## WHAT THIS TASK INVOLVES
Print all of the entries exactly, minus the pictures.

## RECORDS FOR THIS EXERCISE
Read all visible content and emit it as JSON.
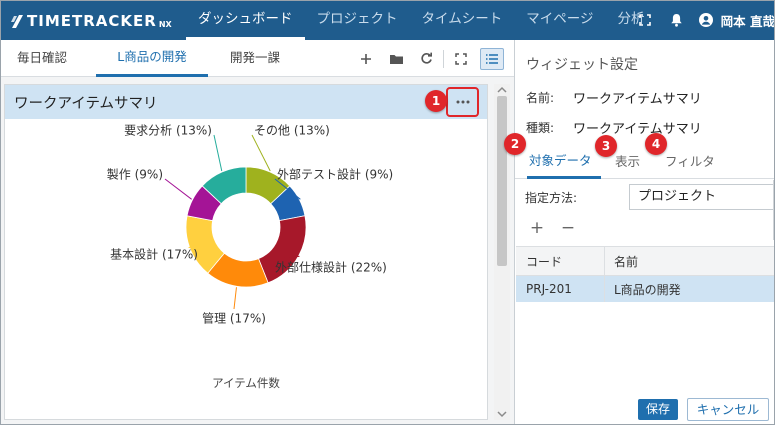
{
  "app": {
    "logo_text": "TIMETRACKER",
    "logo_suffix": "NX"
  },
  "nav": [
    {
      "label": "ダッシュボード",
      "active": true
    },
    {
      "label": "プロジェクト",
      "active": false
    },
    {
      "label": "タイムシート",
      "active": false
    },
    {
      "label": "マイページ",
      "active": false
    },
    {
      "label": "分析",
      "active": false
    }
  ],
  "top_icons": [
    "fullscreen-icon",
    "bell-icon",
    "user-icon"
  ],
  "user": {
    "name": "岡本 直哉"
  },
  "tabs": [
    {
      "label": "毎日確認",
      "active": false
    },
    {
      "label": "L商品の開発",
      "active": true
    },
    {
      "label": "開発一課",
      "active": false
    }
  ],
  "tab_tools": [
    "plus-icon",
    "folder-icon",
    "refresh-icon",
    "fullscreen-icon",
    "list-icon"
  ],
  "widget": {
    "title": "ワークアイテムサマリ",
    "menu_icon": "ellipsis-icon"
  },
  "chart_data": {
    "type": "pie",
    "donut": true,
    "title": "",
    "xlabel": "アイテム件数",
    "slices": [
      {
        "name": "その他",
        "label": "その他 (13%)",
        "percent": 13,
        "color": "#9fb21e"
      },
      {
        "name": "外部テスト設計",
        "label": "外部テスト設計 (9%)",
        "percent": 9,
        "color": "#1e63b1"
      },
      {
        "name": "外部仕様設計",
        "label": "外部仕様設計 (22%)",
        "percent": 22,
        "color": "#a7182a"
      },
      {
        "name": "管理",
        "label": "管理 (17%)",
        "percent": 17,
        "color": "#ff8a0a"
      },
      {
        "name": "基本設計",
        "label": "基本設計 (17%)",
        "percent": 17,
        "color": "#ffd03f"
      },
      {
        "name": "製作",
        "label": "製作 (9%)",
        "percent": 9,
        "color": "#a41496"
      },
      {
        "name": "要求分析",
        "label": "要求分析 (13%)",
        "percent": 13,
        "color": "#26ad9c"
      }
    ]
  },
  "panel": {
    "title": "ウィジェット設定",
    "name_label": "名前:",
    "name_value": "ワークアイテムサマリ",
    "type_label": "種類:",
    "type_value": "ワークアイテムサマリ",
    "tabs": [
      {
        "label": "対象データ",
        "active": true
      },
      {
        "label": "表示",
        "active": false
      },
      {
        "label": "フィルタ",
        "active": false
      }
    ],
    "method_label": "指定方法:",
    "method_value": "プロジェクト",
    "add_symbol": "+",
    "remove_symbol": "−",
    "grid": {
      "columns": [
        "コード",
        "名前"
      ],
      "rows": [
        {
          "code": "PRJ-201",
          "name": "L商品の開発"
        }
      ]
    },
    "save_label": "保存",
    "cancel_label": "キャンセル"
  },
  "badges": [
    "1",
    "2",
    "3",
    "4"
  ],
  "colors": {
    "topbar": "#1f5c8d",
    "accent": "#1f6fae",
    "badge": "#e0262a",
    "selection": "#cfe3f3"
  }
}
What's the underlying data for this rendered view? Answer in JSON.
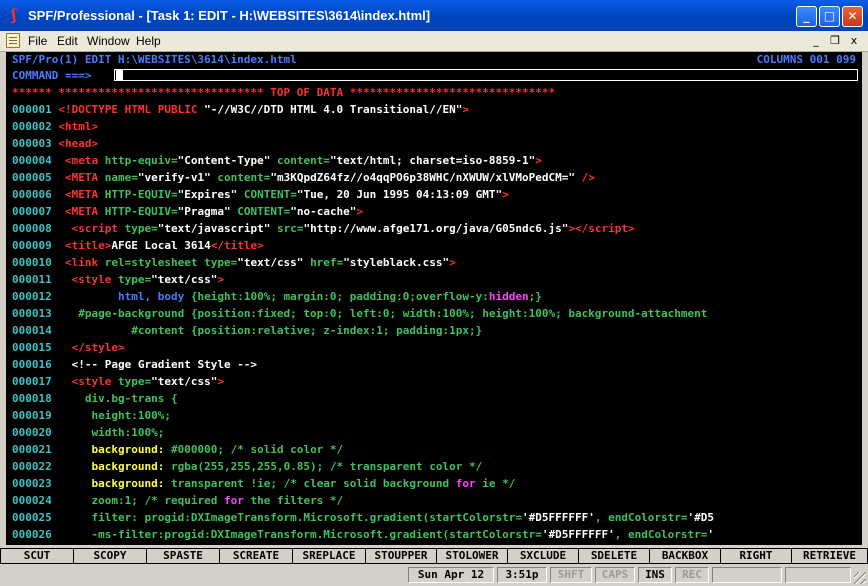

## THE RESULT
Read all visible content and emit it as JSON.
{
  "app": {
    "logo_text": "TIMETRACKER",
    "logo_suffix": "NX"
  },
  "nav": [
    {
      "label": "ダッシュボード",
      "active": true
    },
    {
      "label": "プロジェクト",
      "active": false
    },
    {
      "label": "タイムシート",
      "active": false
    },
    {
      "label": "マイページ",
      "active": false
    },
    {
      "label": "分析",
      "active": false
    }
  ],
  "top_icons": [
    "fullscreen-icon",
    "bell-icon",
    "user-icon"
  ],
  "user": {
    "name": "岡本 直哉"
  },
  "tabs": [
    {
      "label": "毎日確認",
      "active": false
    },
    {
      "label": "L商品の開発",
      "active": true
    },
    {
      "label": "開発一課",
      "active": false
    }
  ],
  "tab_tools": [
    "plus-icon",
    "folder-icon",
    "refresh-icon",
    "fullscreen-icon",
    "list-icon"
  ],
  "widget": {
    "title": "ワークアイテムサマリ",
    "menu_icon": "ellipsis-icon"
  },
  "chart_data": {
    "type": "pie",
    "donut": true,
    "title": "",
    "xlabel": "アイテム件数",
    "slices": [
      {
        "name": "その他",
        "label": "その他 (13%)",
        "percent": 13,
        "color": "#9fb21e"
      },
      {
        "name": "外部テスト設計",
        "label": "外部テスト設計 (9%)",
        "percent": 9,
        "color": "#1e63b1"
      },
      {
        "name": "外部仕様設計",
        "label": "外部仕様設計 (22%)",
        "percent": 22,
        "color": "#a7182a"
      },
      {
        "name": "管理",
        "label": "管理 (17%)",
        "percent": 17,
        "color": "#ff8a0a"
      },
      {
        "name": "基本設計",
        "label": "基本設計 (17%)",
        "percent": 17,
        "color": "#ffd03f"
      },
      {
        "name": "製作",
        "label": "製作 (9%)",
        "percent": 9,
        "color": "#a41496"
      },
      {
        "name": "要求分析",
        "label": "要求分析 (13%)",
        "percent": 13,
        "color": "#26ad9c"
      }
    ]
  },
  "panel": {
    "title": "ウィジェット設定",
    "name_label": "名前:",
    "name_value": "ワークアイテムサマリ",
    "type_label": "種類:",
    "type_value": "ワークアイテムサマリ",
    "tabs": [
      {
        "label": "対象データ",
        "active": true
      },
      {
        "label": "表示",
        "active": false
      },
      {
        "label": "フィルタ",
        "active": false
      }
    ],
    "method_label": "指定方法:",
    "method_value": "プロジェクト",
    "add_symbol": "+",
    "remove_symbol": "−",
    "grid": {
      "columns": [
        "コード",
        "名前"
      ],
      "rows": [
        {
          "code": "PRJ-201",
          "name": "L商品の開発"
        }
      ]
    },
    "save_label": "保存",
    "cancel_label": "キャンセル"
  },
  "badges": [
    "1",
    "2",
    "3",
    "4"
  ],
  "colors": {
    "topbar": "#1f5c8d",
    "accent": "#1f6fae",
    "badge": "#e0262a",
    "selection": "#cfe3f3"
  }
}
What's the underlying data for this rendered view? Answer in JSON.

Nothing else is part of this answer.